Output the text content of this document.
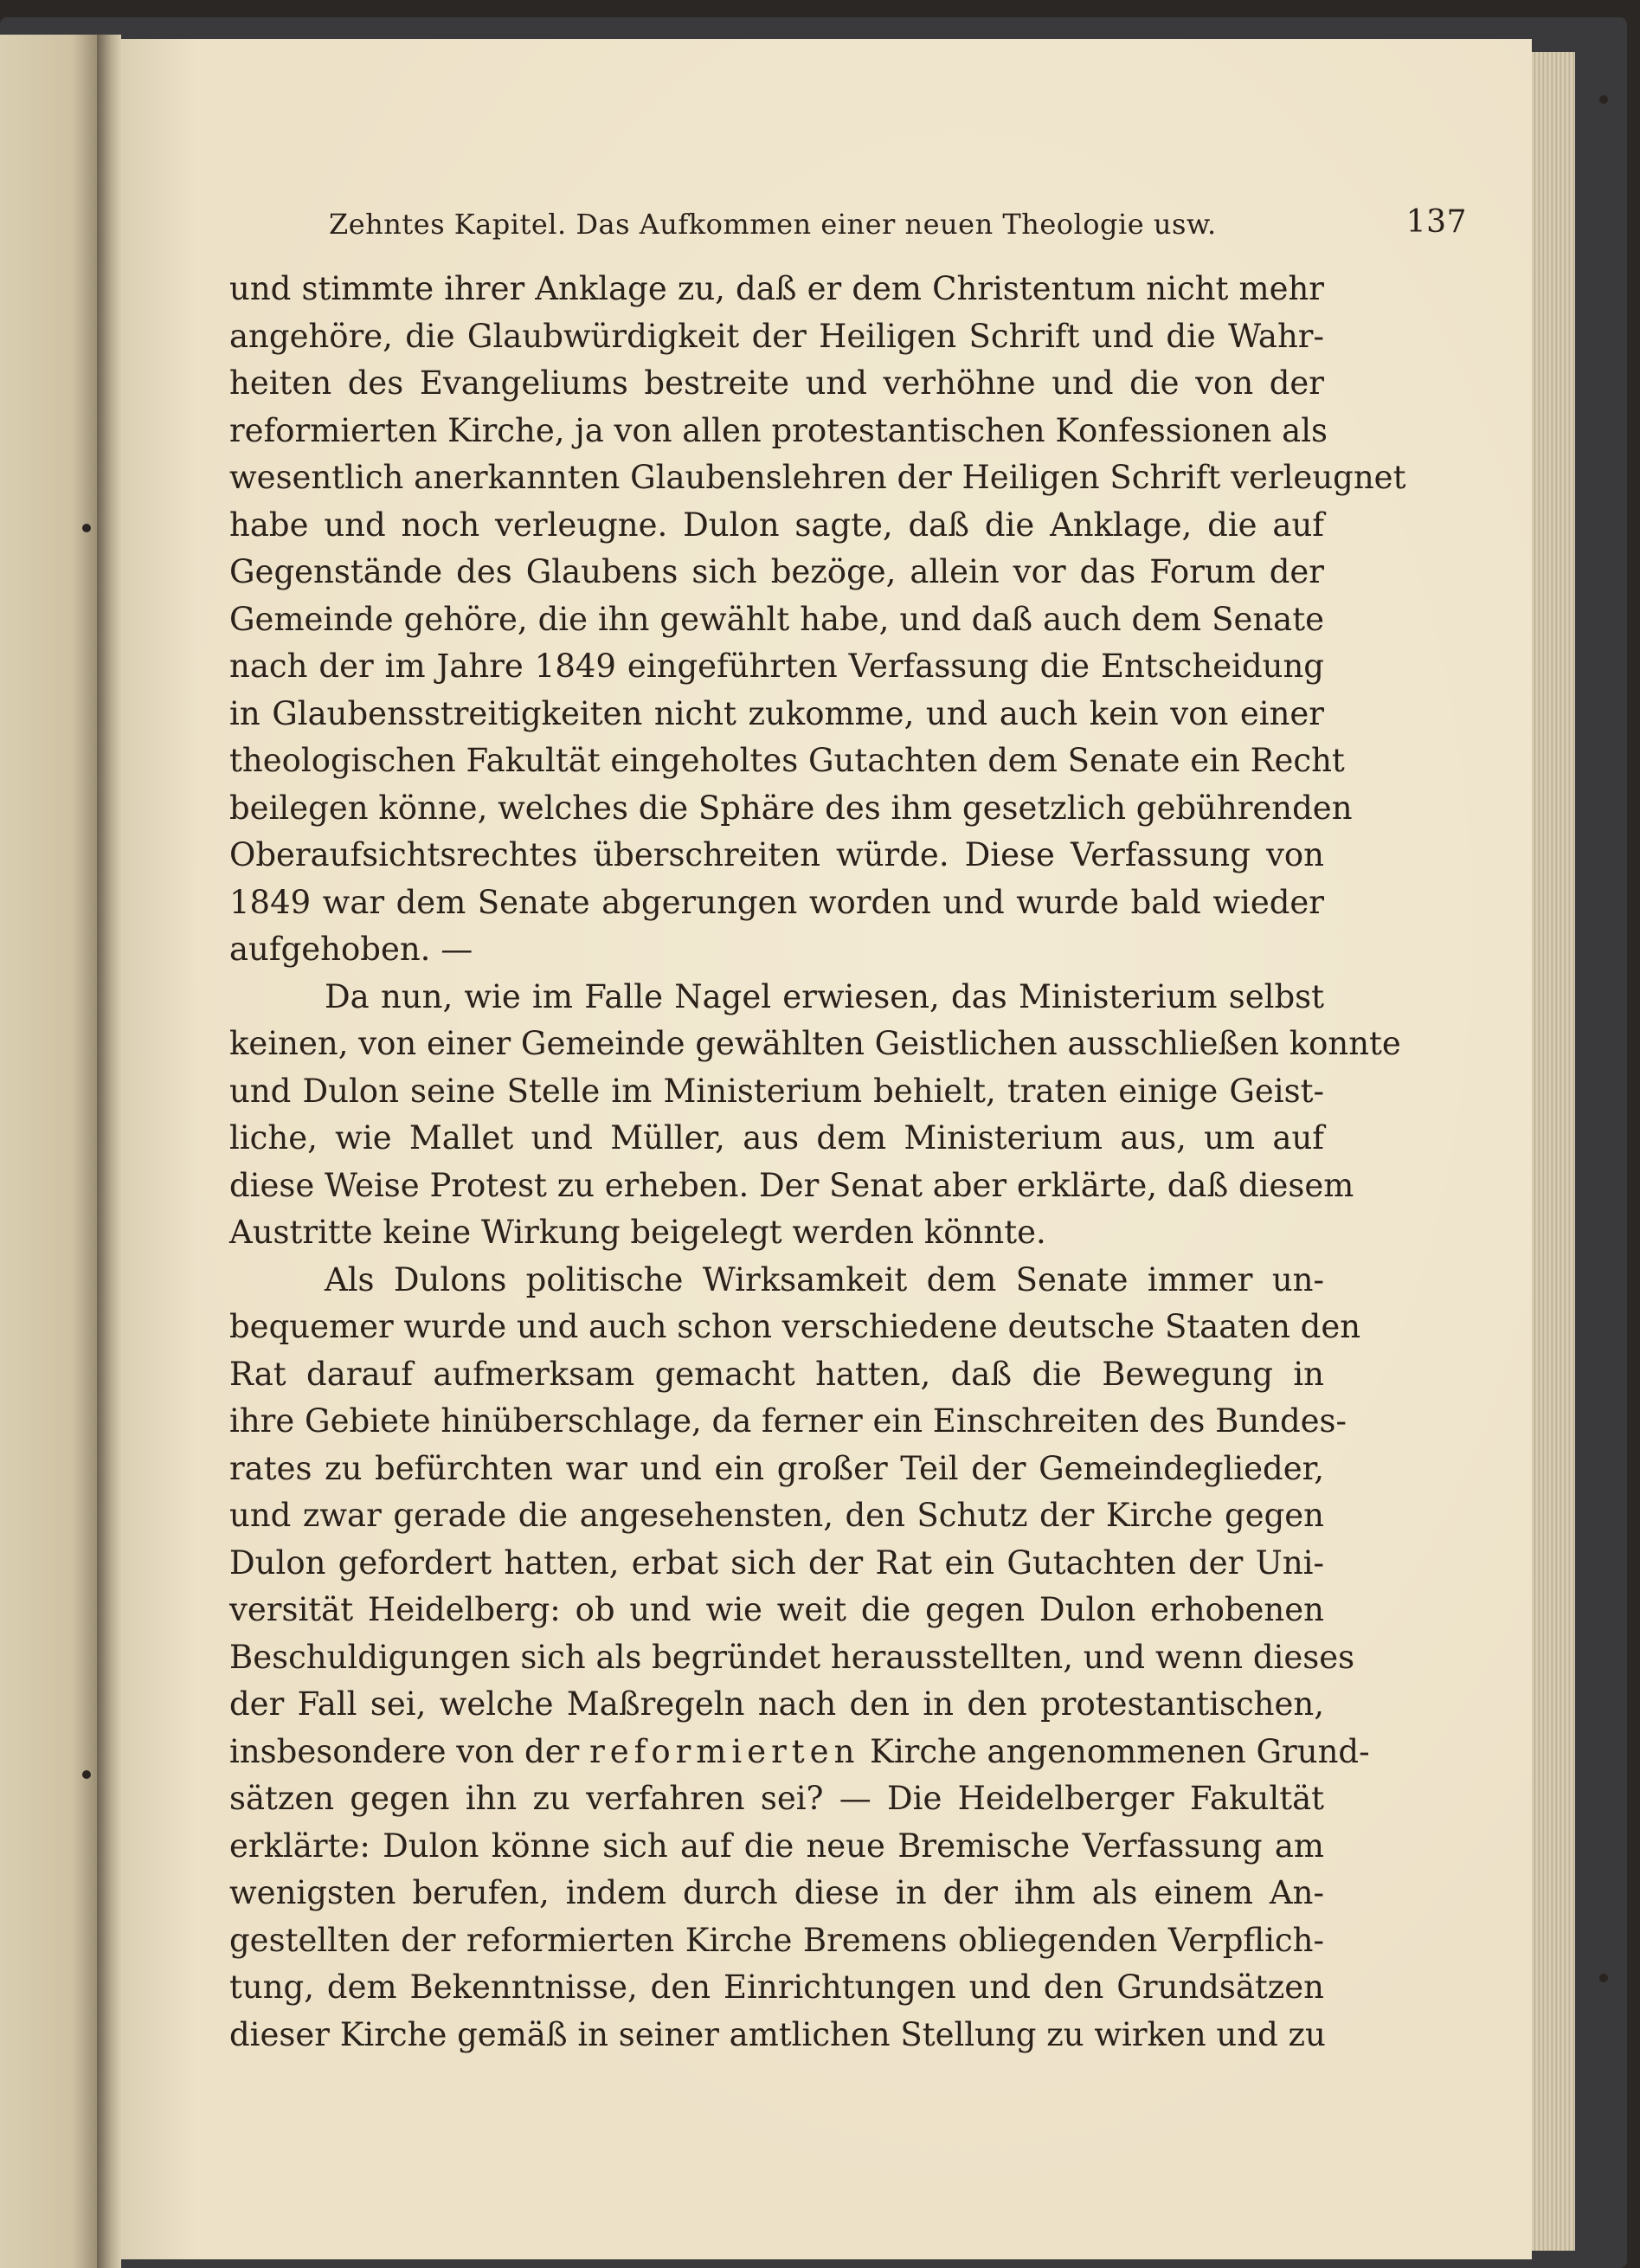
Zehntes Kapitel. Das Aufkommen einer neuen Theologie usw.	137
und stimmte ihrer Anklage zu, daß er dem Christentum nicht mehr
angehöre, die Glaubwürdigkeit der Heiligen Schrift und die Wahr-
heiten des Evangeliums bestreite und verhöhne und die von der
reformierten Kirche, ja von allen protestantischen Konfessionen als
wesentlich anerkannten Glaubenslehren der Heiligen Schrift verleugnet
habe und noch verleugne. Dulon sagte, daß die Anklage, die auf
Gegenstände des Glaubens sich bezöge, allein vor das Forum der
Gemeinde gehöre, die ihn gewählt habe, und daß auch dem Senate
nach der im Jahre 1849 eingeführten Verfassung die Entscheidung
in Glaubensstreitigkeiten nicht zukomme, und auch kein von einer
theologischen Fakultät eingeholtes Gutachten dem Senate ein Recht
beilegen könne, welches die Sphäre des ihm gesetzlich gebührenden
Oberaufsichtsrechtes überschreiten würde. Diese Verfassung von
1849 war dem Senate abgerungen worden und wurde bald wieder
aufgehoben. —
Da nun, wie im Falle Nagel erwiesen, das Ministerium selbst
keinen, von einer Gemeinde gewählten Geistlichen ausschließen konnte
und Dulon seine Stelle im Ministerium behielt, traten einige Geist-
liche, wie Mallet und Müller, aus dem Ministerium aus, um auf
diese Weise Protest zu erheben. Der Senat aber erklärte, daß diesem
Austritte keine Wirkung beigelegt werden könnte.
Als Dulons politische Wirksamkeit dem Senate immer un-
bequemer wurde und auch schon verschiedene deutsche Staaten den
Rat darauf aufmerksam gemacht hatten, daß die Bewegung in
ihre Gebiete hinüberschlage, da ferner ein Einschreiten des Bundes-
rates zu befürchten war und ein großer Teil der Gemeindeglieder,
und zwar gerade die angesehensten, den Schutz der Kirche gegen
Dulon gefordert hatten, erbat sich der Rat ein Gutachten der Uni-
versität Heidelberg: ob und wie weit die gegen Dulon erhobenen
Beschuldigungen sich als begründet herausstellten, und wenn dieses
der Fall sei, welche Maßregeln nach den in den protestantischen,
insbesondere von der reformierten Kirche angenommenen Grund-
sätzen gegen ihn zu verfahren sei? — Die Heidelberger Fakultät
erklärte: Dulon könne sich auf die neue Bremische Verfassung am
wenigsten berufen, indem durch diese in der ihm als einem An-
gestellten der reformierten Kirche Bremens obliegenden Verpflich-
tung, dem Bekenntnisse, den Einrichtungen und den Grundsätzen
dieser Kirche gemäß in seiner amtlichen Stellung zu wirken und zu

* _REQUIRED WORK_
Please set down each entry word for word, without its images.

* _WRITTEN SOLUTION_
Output the text content of this document.
Zehntes Kapitel. Das Aufkommen einer neuen Theologie usw.	137
und stimmte ihrer Anklage zu, daß er dem Christentum nicht mehr
angehöre, die Glaubwürdigkeit der Heiligen Schrift und die Wahr-
heiten des Evangeliums bestreite und verhöhne und die von der
reformierten Kirche, ja von allen protestantischen Konfessionen als
wesentlich anerkannten Glaubenslehren der Heiligen Schrift verleugnet
habe und noch verleugne. Dulon sagte, daß die Anklage, die auf
Gegenstände des Glaubens sich bezöge, allein vor das Forum der
Gemeinde gehöre, die ihn gewählt habe, und daß auch dem Senate
nach der im Jahre 1849 eingeführten Verfassung die Entscheidung
in Glaubensstreitigkeiten nicht zukomme, und auch kein von einer
theologischen Fakultät eingeholtes Gutachten dem Senate ein Recht
beilegen könne, welches die Sphäre des ihm gesetzlich gebührenden
Oberaufsichtsrechtes überschreiten würde. Diese Verfassung von
1849 war dem Senate abgerungen worden und wurde bald wieder
aufgehoben. —
Da nun, wie im Falle Nagel erwiesen, das Ministerium selbst
keinen, von einer Gemeinde gewählten Geistlichen ausschließen konnte
und Dulon seine Stelle im Ministerium behielt, traten einige Geist-
liche, wie Mallet und Müller, aus dem Ministerium aus, um auf
diese Weise Protest zu erheben. Der Senat aber erklärte, daß diesem
Austritte keine Wirkung beigelegt werden könnte.
Als Dulons politische Wirksamkeit dem Senate immer un-
bequemer wurde und auch schon verschiedene deutsche Staaten den
Rat darauf aufmerksam gemacht hatten, daß die Bewegung in
ihre Gebiete hinüberschlage, da ferner ein Einschreiten des Bundes-
rates zu befürchten war und ein großer Teil der Gemeindeglieder,
und zwar gerade die angesehensten, den Schutz der Kirche gegen
Dulon gefordert hatten, erbat sich der Rat ein Gutachten der Uni-
versität Heidelberg: ob und wie weit die gegen Dulon erhobenen
Beschuldigungen sich als begründet herausstellten, und wenn dieses
der Fall sei, welche Maßregeln nach den in den protestantischen,
insbesondere von der reformierten Kirche angenommenen Grund-
sätzen gegen ihn zu verfahren sei? — Die Heidelberger Fakultät
erklärte: Dulon könne sich auf die neue Bremische Verfassung am
wenigsten berufen, indem durch diese in der ihm als einem An-
gestellten der reformierten Kirche Bremens obliegenden Verpflich-
tung, dem Bekenntnisse, den Einrichtungen und den Grundsätzen
dieser Kirche gemäß in seiner amtlichen Stellung zu wirken und zu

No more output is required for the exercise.